▶ [Tugas]
Sebutkan semua tanggal dan rentang tahun yang ada di bacaan tentang sejarah berdirinya PMII.

Jadi hal-hal tersebut di atas menimbulkan kegelisahan dan keinginan yang kuat dikalangan intelektual-intelektual muda NU untuk mendirikan organisasi sendiri sebagai wahana penyaluran aspirasi dan pengembangan potensi mahasiswa-mahsiswa yang berkultur NU. Disamping itu juga ada hasrat yang kuat dari kalangan mahsiswa NU untuk mendirikan organisasi mahasiswa yang berideologi Ahlussunnah Wal Jama’ah. Dengan berasaskan Pancasila.
Selain itu ada faktor lain, diantaranya carut marutnya situasi politik bangsa indonesia dalam kurun waktu 1950-1959. Tidak menentunya sistem pemerintahan dan perundang-undangan yang ada. Pisahnya NU dari Masyumi. Ketika PSI (Partai Sosialis Indonesia) dan Masyumi dibubarkan oleh Bung Karno, Bung Karno meminta kepada NU untuk mendirikan oganisasi mahasiswa Islam yang 'Indonesia,' maka pada tanggal 27-31 Desember 1958 IPNU mengadakan Muktamar III di Cirebon Jawa Barat yang membentuk Departemen Perguruan Tinggi di IPNU.
Namun Departemen Perguruan Tinggi ini tidak bisa menampung aspirasi mahasiswa karena IPNU status-nya sebagai pelajar karrnanya mahasiswa NU tidak bisa bergabung, maka pada tanggal 14-16 Maret 1960 IPNU mengadakan konbes (konferensi Besar) di Kaliurang Yogyakarta di dalam konbes itu di cetuskanlah untuk mendirikan organisasi baru yang sepenuhnya terlepas dari IPNU baik secara organisatoris maupun administratif. Lalu
dibuatlah panitia sponsor yang berjumlah 13 orang. Dari rintisan inilah PMII berdiri.

▶ [Bahan yang diberikan]
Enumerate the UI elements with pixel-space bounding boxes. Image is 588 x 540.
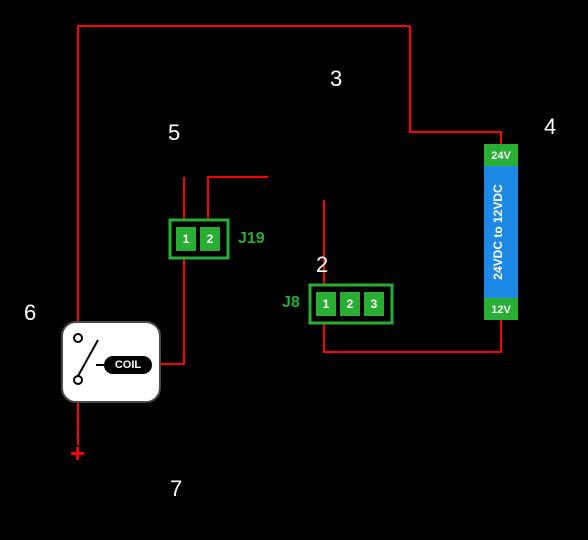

▶ [Jawaban]
- 1950-1959
- 27-31 Desember 1958
- 14-16 Maret 1960